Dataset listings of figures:
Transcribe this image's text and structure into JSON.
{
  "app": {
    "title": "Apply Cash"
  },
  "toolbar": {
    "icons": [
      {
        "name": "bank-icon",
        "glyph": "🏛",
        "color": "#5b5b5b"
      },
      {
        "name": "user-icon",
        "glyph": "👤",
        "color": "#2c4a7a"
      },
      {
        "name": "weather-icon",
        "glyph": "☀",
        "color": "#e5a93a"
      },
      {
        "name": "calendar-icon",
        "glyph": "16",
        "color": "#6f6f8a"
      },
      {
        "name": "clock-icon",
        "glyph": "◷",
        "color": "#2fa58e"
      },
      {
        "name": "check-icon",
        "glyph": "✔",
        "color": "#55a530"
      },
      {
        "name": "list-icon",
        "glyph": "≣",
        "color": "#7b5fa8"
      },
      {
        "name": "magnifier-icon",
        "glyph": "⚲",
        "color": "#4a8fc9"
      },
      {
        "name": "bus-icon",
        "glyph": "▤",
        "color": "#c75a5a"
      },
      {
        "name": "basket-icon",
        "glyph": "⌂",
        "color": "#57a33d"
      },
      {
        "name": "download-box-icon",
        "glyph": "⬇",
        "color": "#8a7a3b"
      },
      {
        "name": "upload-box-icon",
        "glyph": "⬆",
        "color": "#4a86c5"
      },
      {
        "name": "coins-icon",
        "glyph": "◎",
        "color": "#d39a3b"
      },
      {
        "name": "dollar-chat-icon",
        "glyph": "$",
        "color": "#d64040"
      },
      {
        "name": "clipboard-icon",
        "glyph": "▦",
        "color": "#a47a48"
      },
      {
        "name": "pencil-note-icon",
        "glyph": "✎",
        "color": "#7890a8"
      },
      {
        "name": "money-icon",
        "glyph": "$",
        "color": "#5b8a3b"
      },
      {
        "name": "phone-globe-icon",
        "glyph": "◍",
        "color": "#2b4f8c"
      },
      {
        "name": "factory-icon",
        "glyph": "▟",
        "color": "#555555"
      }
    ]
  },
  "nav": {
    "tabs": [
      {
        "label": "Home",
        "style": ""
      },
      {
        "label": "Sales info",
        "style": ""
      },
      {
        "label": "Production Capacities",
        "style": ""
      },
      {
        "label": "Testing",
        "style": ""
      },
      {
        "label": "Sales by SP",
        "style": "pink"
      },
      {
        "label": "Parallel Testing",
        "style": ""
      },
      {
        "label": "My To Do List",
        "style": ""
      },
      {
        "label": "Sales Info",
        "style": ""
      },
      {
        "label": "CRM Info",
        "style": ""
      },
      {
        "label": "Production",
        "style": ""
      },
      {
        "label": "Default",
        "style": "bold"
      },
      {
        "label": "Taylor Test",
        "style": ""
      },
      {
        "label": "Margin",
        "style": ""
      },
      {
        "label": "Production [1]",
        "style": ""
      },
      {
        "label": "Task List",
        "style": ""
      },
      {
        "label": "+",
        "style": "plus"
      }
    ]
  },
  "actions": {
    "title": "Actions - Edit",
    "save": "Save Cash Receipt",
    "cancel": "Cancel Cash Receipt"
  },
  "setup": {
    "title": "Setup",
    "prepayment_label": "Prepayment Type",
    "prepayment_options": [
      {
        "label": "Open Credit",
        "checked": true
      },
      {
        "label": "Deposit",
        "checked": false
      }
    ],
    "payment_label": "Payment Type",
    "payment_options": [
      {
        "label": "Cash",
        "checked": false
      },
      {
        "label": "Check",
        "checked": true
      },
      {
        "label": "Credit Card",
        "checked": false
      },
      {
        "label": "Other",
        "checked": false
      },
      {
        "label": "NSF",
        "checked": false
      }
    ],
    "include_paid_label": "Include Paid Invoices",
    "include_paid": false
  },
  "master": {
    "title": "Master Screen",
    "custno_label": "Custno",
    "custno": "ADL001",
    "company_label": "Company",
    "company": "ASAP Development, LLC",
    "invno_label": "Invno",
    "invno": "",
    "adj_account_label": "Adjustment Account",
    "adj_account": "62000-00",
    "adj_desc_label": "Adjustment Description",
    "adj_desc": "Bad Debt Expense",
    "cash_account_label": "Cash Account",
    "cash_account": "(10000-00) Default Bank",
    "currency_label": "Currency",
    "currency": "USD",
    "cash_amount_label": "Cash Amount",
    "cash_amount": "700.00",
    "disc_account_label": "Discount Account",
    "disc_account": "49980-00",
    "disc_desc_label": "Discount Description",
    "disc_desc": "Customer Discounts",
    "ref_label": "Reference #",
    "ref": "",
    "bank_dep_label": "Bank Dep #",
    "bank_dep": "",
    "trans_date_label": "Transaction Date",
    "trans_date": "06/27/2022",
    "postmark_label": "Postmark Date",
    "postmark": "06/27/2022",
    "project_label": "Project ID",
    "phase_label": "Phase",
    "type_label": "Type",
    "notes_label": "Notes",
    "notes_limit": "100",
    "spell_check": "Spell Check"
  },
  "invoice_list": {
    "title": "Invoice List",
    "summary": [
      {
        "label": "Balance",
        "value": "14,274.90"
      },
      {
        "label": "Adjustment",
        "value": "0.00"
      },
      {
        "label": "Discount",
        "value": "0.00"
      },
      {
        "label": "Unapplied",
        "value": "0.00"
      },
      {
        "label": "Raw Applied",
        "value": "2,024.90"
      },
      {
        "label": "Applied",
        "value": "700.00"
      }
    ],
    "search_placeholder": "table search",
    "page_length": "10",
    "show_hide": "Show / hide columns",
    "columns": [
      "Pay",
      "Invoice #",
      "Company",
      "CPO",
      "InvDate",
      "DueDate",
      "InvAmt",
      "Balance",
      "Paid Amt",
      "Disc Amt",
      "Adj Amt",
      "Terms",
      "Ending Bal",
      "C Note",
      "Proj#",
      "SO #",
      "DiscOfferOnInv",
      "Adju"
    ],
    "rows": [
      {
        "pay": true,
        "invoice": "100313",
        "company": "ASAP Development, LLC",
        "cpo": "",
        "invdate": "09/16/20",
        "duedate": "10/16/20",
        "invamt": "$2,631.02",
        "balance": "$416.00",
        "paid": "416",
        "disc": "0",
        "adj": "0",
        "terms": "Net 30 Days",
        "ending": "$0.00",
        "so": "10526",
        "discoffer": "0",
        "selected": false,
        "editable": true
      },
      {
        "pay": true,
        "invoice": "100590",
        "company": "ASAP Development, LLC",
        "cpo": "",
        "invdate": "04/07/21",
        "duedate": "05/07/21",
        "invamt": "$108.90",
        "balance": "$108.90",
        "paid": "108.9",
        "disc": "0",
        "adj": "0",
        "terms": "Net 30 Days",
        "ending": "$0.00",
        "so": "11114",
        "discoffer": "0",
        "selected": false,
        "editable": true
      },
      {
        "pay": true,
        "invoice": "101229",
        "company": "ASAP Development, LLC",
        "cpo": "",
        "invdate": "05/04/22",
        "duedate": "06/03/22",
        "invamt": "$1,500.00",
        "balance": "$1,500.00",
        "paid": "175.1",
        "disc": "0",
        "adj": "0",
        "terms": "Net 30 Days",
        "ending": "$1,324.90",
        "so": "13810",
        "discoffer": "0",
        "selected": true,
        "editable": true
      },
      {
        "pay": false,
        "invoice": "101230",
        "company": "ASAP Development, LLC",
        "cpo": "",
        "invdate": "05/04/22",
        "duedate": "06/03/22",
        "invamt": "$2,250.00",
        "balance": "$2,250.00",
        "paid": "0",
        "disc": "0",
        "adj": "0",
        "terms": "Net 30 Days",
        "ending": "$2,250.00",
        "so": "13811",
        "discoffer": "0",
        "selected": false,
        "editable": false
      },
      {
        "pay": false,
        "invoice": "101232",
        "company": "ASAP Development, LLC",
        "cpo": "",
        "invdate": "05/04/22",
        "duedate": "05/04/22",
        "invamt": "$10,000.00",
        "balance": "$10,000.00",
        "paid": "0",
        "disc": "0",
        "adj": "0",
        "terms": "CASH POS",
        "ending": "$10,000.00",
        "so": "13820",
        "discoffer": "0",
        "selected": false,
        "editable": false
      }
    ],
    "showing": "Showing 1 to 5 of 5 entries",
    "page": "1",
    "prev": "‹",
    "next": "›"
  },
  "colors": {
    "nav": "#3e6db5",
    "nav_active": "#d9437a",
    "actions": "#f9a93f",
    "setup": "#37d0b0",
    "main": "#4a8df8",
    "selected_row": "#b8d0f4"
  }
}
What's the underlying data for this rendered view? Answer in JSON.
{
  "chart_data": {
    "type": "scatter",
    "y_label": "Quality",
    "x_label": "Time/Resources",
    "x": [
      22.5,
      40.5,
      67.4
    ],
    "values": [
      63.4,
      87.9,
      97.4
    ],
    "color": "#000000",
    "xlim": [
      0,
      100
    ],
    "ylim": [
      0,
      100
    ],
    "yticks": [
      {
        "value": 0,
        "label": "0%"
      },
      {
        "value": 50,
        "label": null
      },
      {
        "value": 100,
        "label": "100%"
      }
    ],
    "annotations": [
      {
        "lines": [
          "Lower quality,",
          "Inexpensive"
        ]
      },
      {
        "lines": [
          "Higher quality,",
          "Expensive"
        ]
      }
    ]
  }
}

TASK STATEMENT ->
Only the lines from the one that contains "What's the underlying" through the last line should be repeated, each exactly as it stands, with both ends included.

RESULT FOR THIS EXERCISE ->
What's the underlying data for this rendered view? Answer in JSON.
{
  "chart_data": {
    "type": "scatter",
    "y_label": "Quality",
    "x_label": "Time/Resources",
    "x": [
      22.5,
      40.5,
      67.4
    ],
    "values": [
      63.4,
      87.9,
      97.4
    ],
    "color": "#000000",
    "xlim": [
      0,
      100
    ],
    "ylim": [
      0,
      100
    ],
    "yticks": [
      {
        "value": 0,
        "label": "0%"
      },
      {
        "value": 50,
        "label": null
      },
      {
        "value": 100,
        "label": "100%"
      }
    ],
    "annotations": [
      {
        "lines": [
          "Lower quality,",
          "Inexpensive"
        ]
      },
      {
        "lines": [
          "Higher quality,",
          "Expensive"
        ]
      }
    ]
  }
}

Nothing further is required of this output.